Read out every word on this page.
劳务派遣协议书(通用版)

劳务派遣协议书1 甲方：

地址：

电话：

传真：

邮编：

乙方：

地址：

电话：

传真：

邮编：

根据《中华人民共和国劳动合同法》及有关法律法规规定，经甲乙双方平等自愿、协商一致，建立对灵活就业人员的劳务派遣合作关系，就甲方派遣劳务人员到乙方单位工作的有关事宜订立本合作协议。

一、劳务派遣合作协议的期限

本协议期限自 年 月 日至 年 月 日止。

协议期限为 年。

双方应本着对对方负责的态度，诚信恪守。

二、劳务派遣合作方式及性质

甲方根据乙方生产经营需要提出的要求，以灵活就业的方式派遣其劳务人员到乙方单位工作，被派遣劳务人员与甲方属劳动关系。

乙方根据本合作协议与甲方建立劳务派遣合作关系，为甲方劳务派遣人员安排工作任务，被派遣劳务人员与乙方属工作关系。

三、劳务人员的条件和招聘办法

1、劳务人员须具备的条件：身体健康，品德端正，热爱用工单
▬▬▬▬▬▬▬▬▬▬
- **What the task asks**
Each line of the material above must be retyped precisely.

- **The result**
Read out every word on this page.
劳务派遣协议书(通用版)

劳务派遣协议书1 甲方：

地址：

电话：

传真：

邮编：

乙方：

地址：

电话：

传真：

邮编：

根据《中华人民共和国劳动合同法》及有关法律法规规定，经甲乙双方平等自愿、协商一致，建立对灵活就业人员的劳务派遣合作关系，就甲方派遣劳务人员到乙方单位工作的有关事宜订立本合作协议。

一、劳务派遣合作协议的期限

本协议期限自 年 月 日至 年 月 日止。

协议期限为 年。

双方应本着对对方负责的态度，诚信恪守。

二、劳务派遣合作方式及性质

甲方根据乙方生产经营需要提出的要求，以灵活就业的方式派遣其劳务人员到乙方单位工作，被派遣劳务人员与甲方属劳动关系。

乙方根据本合作协议与甲方建立劳务派遣合作关系，为甲方劳务派遣人员安排工作任务，被派遣劳务人员与乙方属工作关系。

三、劳务人员的条件和招聘办法

1、劳务人员须具备的条件：身体健康，品德端正，热爱用工单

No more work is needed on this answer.